= Given request =
From the listing below, pick out each line with the word "Vendor".

────────────────────────────────────────

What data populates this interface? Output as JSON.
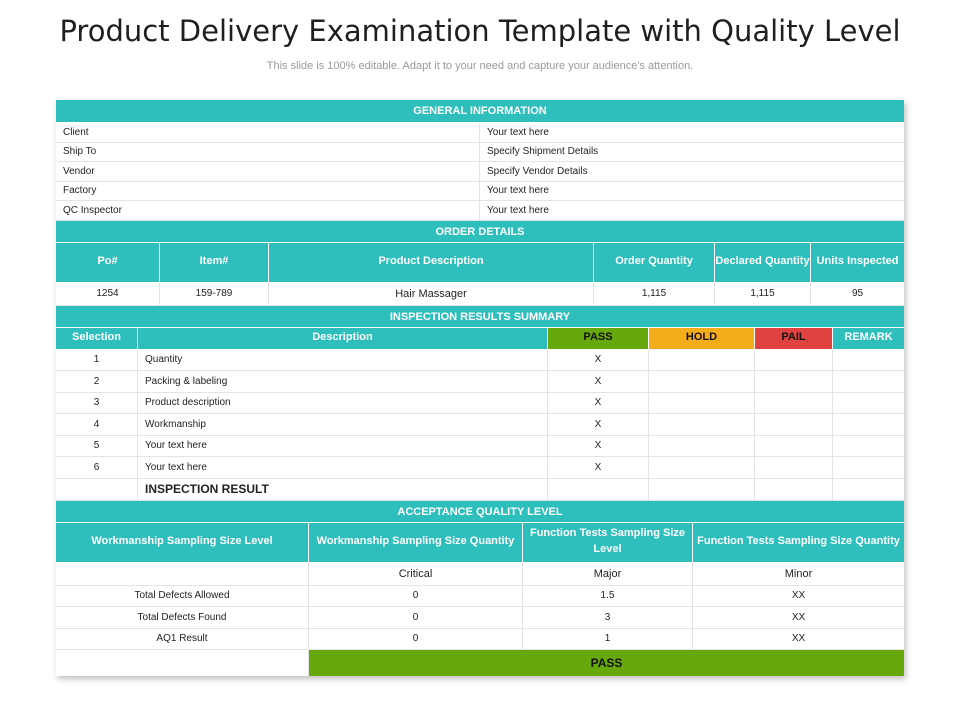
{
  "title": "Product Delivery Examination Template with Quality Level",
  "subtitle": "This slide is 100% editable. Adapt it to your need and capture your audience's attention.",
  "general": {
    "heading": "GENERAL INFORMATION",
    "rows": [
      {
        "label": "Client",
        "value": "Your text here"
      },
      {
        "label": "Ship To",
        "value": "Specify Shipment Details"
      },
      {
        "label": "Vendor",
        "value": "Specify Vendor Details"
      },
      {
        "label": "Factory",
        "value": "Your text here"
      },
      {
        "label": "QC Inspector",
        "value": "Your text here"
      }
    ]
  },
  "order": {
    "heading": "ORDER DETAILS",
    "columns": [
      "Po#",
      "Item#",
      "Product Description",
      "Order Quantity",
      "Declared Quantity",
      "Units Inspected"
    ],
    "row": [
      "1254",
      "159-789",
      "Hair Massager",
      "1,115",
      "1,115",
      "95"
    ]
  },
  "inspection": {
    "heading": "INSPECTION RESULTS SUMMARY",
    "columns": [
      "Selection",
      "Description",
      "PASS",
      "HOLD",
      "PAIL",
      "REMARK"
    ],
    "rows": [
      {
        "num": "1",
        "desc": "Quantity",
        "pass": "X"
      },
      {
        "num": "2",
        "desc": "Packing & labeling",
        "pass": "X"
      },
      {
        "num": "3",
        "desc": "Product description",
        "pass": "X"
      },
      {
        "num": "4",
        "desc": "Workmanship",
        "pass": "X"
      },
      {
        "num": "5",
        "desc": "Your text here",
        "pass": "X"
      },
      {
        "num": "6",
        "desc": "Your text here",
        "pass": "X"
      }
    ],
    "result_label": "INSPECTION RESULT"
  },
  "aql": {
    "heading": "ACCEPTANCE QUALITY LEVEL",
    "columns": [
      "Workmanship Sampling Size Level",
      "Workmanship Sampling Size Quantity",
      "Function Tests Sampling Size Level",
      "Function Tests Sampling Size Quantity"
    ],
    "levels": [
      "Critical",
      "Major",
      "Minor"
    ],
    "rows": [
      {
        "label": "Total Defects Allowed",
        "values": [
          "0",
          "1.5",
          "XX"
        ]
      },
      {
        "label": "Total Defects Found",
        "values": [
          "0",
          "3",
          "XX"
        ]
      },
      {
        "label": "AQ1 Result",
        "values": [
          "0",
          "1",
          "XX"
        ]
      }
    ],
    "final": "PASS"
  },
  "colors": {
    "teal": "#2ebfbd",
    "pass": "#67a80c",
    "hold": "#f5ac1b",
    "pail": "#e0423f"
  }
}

────────────────────────────────────────

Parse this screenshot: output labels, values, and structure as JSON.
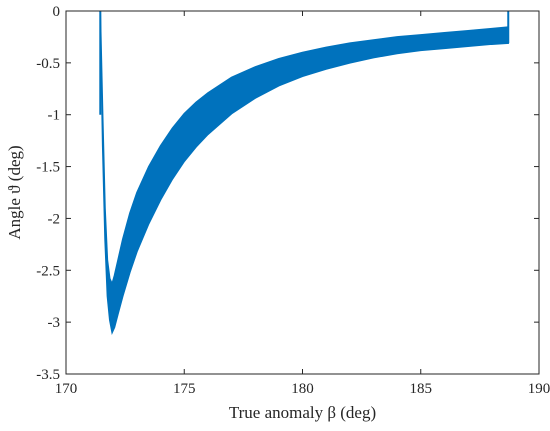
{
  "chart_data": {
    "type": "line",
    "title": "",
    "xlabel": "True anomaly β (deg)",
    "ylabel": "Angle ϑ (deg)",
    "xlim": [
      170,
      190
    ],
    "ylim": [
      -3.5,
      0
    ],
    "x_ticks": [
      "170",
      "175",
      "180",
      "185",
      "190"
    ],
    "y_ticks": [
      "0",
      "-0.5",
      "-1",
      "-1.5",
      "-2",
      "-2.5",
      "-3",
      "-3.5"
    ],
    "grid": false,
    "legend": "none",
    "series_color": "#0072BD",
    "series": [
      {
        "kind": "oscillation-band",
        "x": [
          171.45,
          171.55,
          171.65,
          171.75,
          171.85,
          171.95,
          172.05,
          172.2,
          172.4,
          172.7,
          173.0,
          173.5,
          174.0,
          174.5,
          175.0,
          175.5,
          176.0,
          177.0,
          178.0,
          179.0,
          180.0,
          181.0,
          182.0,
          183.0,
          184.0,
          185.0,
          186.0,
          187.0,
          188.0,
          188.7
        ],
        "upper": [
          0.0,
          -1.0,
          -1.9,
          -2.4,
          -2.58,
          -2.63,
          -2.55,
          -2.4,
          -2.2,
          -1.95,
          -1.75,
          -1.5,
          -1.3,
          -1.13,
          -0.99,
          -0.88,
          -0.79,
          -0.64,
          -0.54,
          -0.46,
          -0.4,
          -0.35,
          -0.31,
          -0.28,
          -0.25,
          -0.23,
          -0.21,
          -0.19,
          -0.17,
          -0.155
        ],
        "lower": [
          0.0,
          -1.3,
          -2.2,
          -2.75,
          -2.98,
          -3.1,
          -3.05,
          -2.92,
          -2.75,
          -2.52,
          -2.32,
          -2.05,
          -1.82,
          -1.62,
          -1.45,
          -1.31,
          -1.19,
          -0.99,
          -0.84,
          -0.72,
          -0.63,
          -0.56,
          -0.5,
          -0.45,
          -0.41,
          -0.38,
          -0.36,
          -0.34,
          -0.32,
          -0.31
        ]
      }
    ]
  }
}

────────────────────────────────────────

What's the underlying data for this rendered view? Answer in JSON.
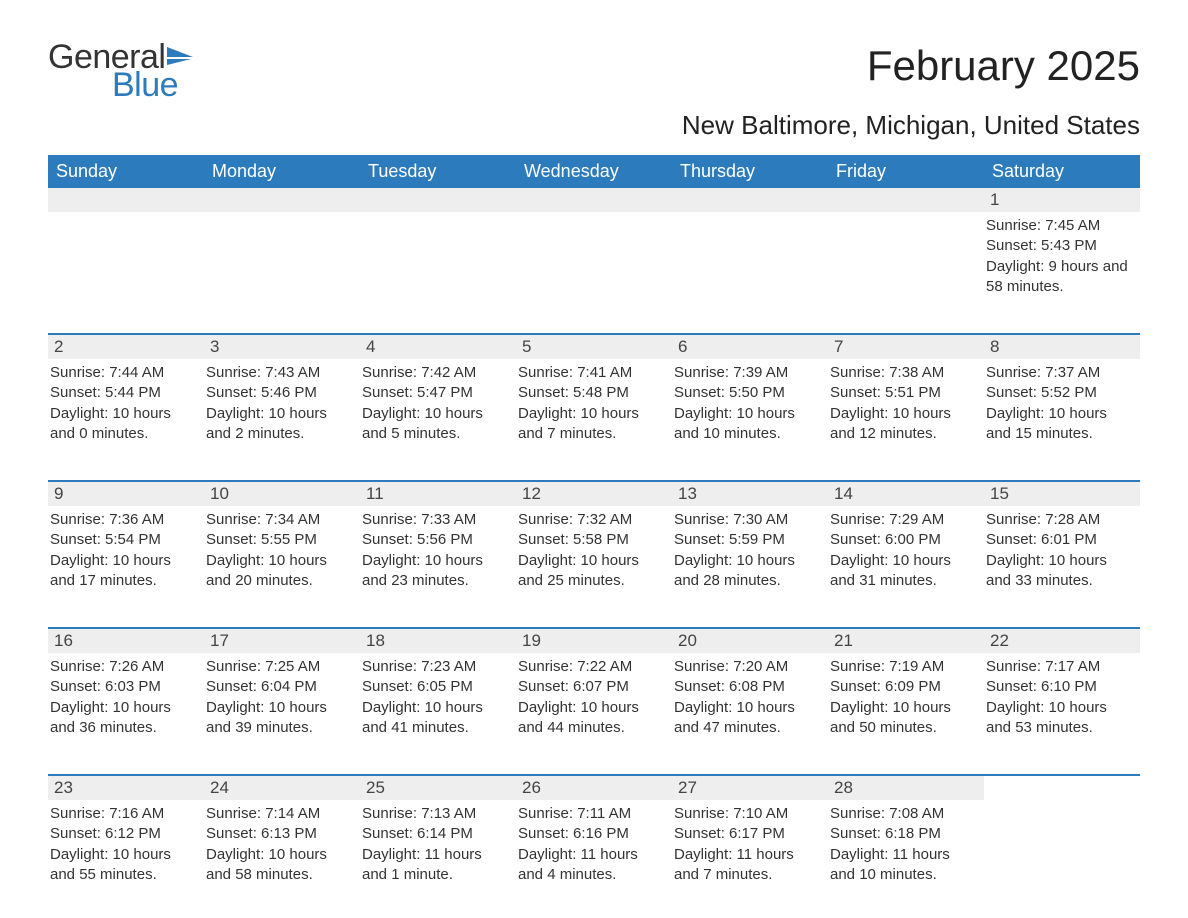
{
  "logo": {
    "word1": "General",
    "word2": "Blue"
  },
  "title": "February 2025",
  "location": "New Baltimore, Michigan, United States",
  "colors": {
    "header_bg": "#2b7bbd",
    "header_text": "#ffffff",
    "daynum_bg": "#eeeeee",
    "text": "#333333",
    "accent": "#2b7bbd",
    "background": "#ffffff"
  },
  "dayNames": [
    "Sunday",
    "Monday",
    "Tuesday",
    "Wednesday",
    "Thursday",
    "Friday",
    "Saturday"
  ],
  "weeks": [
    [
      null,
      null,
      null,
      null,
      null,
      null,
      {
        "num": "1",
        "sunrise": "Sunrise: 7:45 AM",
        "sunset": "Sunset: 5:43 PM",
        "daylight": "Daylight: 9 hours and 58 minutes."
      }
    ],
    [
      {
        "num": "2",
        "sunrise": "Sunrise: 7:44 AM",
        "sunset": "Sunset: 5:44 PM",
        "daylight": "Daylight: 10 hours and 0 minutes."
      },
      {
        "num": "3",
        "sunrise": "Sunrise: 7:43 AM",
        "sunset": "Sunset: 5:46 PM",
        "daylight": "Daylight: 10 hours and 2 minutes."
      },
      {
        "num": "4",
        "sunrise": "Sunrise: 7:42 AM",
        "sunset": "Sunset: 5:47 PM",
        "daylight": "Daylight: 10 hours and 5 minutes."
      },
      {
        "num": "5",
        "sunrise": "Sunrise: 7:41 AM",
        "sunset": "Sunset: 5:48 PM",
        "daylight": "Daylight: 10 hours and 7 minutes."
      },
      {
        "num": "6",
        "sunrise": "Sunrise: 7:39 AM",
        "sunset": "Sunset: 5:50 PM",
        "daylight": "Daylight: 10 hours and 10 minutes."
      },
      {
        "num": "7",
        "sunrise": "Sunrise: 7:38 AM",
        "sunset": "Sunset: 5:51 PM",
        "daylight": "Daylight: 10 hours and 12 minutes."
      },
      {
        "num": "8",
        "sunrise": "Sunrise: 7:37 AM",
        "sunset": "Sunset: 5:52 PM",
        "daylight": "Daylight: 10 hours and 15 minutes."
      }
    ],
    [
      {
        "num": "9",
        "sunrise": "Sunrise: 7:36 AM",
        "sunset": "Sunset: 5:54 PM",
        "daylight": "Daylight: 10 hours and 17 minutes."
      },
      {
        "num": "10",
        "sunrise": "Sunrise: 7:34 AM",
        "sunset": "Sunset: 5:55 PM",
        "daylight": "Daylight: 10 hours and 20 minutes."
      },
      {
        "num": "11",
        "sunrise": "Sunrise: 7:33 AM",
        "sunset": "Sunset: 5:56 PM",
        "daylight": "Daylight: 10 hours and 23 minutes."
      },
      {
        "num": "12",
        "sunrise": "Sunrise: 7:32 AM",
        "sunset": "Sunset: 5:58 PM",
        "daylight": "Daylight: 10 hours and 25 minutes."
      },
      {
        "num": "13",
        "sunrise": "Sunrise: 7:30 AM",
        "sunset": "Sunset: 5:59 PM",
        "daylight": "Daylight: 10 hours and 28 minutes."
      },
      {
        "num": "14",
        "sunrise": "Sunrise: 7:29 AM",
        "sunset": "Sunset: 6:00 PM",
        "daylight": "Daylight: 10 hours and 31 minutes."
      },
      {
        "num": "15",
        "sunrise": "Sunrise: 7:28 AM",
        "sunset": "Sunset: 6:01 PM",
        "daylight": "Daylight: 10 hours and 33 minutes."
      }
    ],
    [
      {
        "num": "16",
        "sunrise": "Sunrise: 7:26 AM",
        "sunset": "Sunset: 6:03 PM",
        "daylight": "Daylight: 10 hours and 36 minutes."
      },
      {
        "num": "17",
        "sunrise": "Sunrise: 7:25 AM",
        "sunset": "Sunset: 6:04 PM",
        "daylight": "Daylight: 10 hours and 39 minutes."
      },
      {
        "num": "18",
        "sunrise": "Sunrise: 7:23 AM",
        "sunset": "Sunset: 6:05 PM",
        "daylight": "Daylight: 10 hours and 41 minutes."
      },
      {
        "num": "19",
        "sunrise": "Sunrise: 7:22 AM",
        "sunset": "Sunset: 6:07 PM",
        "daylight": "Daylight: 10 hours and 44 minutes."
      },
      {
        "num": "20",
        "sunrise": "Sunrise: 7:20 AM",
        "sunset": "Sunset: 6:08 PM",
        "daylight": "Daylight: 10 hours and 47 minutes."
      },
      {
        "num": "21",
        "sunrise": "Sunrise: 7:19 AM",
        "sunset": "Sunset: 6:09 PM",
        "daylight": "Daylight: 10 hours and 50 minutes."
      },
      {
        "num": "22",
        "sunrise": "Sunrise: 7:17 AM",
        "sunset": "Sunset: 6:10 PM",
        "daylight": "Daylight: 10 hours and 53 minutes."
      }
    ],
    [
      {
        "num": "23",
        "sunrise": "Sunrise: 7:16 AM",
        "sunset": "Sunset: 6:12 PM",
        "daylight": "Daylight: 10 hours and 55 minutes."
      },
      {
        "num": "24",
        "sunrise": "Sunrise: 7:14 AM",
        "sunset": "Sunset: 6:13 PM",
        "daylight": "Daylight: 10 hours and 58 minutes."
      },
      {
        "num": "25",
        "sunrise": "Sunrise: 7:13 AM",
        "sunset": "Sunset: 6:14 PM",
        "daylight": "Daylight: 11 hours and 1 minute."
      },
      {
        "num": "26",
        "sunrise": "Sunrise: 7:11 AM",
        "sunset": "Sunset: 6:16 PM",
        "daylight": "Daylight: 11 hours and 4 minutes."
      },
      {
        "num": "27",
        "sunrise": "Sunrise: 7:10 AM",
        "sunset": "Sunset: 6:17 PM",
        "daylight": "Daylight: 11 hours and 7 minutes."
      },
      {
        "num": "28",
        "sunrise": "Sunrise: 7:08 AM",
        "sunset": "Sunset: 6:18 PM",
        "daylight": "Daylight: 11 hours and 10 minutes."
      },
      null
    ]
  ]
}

────────────────────────────────────────

= The result =
        "label": "Vendor",
        "value": "Specify Vendor Details"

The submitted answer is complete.